Jean Taylor discovers a new freedom when her husband suddenly dies. Now a widow, maybe she can reveal the dark secrets they have kept. The press wants to know her story—can she trust the reporters who have camped outside her door?

When they first marry, Glen seems like the perfect husband, but he slowly reveals a controlling nature, first in how they set up their house, and later in how they live their lives. As a young bride, she yields to Glen’s directions. But the game changes when the police come to their door asking Glen about the disappearance of a two-year-old girl.

At Glen’s urging, Jean embraces the phrase “stand by your man” and she’s good at it. She doesn’t know what she’s hiding, but she wants to believe him.

Glen tells her,

This is a terrible mistake, but we mustn’t let it ruin our lives. We need to stay strong until the truth comes out. Do you think you can do that?”

And she replies,

Of course I can. We can be strong for each other. I love you, Glen.”

That’s her mantra, until a few of the secrets surface.

The Widow is a suspense novel and psychological study about the horrifying secrets of an offender living in plain sight. It’s also a look at family and the strains of a childless marriage. The story is balanced by the police investigation, led by an obsessed Detective Inspector Bob Sparkes, and includes a look into the procedures, power struggles and politics in his department. In addition, Fiona Barton has used her journalism experience to show how reporters and newspapers write their stories, the tricks they use to get people to talk, and their strategies to steal stories from each other.

RECORDS SHOWN:
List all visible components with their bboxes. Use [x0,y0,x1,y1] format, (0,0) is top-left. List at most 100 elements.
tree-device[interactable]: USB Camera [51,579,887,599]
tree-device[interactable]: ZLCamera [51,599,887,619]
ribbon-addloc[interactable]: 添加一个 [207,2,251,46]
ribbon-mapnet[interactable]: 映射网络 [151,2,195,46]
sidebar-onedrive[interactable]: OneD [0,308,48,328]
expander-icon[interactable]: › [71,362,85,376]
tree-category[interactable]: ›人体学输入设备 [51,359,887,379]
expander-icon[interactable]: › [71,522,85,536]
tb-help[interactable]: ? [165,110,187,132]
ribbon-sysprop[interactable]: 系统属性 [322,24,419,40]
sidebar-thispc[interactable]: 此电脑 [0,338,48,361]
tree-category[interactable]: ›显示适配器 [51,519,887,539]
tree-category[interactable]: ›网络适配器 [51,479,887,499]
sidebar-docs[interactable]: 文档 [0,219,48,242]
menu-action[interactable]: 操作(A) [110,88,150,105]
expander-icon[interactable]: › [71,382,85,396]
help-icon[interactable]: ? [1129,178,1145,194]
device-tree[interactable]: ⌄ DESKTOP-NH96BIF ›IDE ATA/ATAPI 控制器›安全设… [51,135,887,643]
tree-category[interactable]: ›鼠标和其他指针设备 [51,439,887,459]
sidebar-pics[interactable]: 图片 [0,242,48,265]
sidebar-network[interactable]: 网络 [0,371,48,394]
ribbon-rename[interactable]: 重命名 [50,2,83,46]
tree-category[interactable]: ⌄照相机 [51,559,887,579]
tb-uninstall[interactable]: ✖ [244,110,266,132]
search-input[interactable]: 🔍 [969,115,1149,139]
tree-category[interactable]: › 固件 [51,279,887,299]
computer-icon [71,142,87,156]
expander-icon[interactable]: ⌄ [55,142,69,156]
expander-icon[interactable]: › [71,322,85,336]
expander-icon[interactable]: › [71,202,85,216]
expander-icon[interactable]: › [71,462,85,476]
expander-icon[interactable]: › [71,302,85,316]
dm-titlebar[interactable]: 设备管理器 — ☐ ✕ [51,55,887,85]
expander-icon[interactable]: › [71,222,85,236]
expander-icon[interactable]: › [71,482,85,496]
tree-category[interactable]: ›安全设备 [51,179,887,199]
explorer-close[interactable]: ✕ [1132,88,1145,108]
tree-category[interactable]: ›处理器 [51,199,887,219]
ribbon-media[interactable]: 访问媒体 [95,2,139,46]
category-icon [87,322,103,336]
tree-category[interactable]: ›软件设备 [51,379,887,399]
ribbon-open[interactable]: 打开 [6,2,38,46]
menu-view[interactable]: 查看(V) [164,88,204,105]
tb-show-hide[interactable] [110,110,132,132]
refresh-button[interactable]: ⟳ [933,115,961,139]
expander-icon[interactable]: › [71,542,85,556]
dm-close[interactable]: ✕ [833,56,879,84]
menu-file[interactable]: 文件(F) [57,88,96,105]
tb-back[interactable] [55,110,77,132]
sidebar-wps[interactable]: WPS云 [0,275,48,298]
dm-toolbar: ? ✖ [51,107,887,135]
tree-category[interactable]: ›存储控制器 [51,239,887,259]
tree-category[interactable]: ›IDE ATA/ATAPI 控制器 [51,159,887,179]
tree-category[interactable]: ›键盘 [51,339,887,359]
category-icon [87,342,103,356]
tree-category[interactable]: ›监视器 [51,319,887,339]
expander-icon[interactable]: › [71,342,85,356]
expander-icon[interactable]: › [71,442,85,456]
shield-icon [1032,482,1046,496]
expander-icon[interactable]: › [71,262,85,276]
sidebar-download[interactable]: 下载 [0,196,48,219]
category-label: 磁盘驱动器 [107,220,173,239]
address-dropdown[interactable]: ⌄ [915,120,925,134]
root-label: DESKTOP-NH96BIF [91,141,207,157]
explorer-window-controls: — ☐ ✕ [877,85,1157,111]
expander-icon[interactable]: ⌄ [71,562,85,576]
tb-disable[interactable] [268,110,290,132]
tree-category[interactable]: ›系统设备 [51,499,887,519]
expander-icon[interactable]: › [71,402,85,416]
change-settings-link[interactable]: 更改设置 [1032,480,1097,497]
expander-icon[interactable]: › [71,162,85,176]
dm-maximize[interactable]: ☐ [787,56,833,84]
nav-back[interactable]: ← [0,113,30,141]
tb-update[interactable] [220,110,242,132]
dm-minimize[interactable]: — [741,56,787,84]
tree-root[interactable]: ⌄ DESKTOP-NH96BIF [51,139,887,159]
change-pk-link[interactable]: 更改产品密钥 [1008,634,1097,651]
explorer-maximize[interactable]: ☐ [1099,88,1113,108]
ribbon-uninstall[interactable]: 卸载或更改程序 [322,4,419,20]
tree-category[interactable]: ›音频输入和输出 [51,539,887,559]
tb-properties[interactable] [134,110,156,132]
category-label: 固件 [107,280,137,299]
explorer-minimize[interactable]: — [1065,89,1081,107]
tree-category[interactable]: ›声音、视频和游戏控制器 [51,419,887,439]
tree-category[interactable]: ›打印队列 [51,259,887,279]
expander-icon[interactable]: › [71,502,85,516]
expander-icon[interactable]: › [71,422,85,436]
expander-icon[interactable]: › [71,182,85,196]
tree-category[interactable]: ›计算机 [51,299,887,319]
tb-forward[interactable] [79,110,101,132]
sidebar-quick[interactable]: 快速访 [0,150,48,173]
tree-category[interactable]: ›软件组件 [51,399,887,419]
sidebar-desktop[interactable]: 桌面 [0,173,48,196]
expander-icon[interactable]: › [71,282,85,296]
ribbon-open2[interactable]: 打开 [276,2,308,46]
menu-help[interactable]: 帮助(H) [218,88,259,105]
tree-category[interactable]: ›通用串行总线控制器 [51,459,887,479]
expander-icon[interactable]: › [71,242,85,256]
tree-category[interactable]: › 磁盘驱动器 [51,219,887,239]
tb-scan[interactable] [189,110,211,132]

TASK OBJECTIVE:
In the review of The Widow, who leads the police investigation?

RESPONSE AREA:
Detective Inspector Bob Sparkes.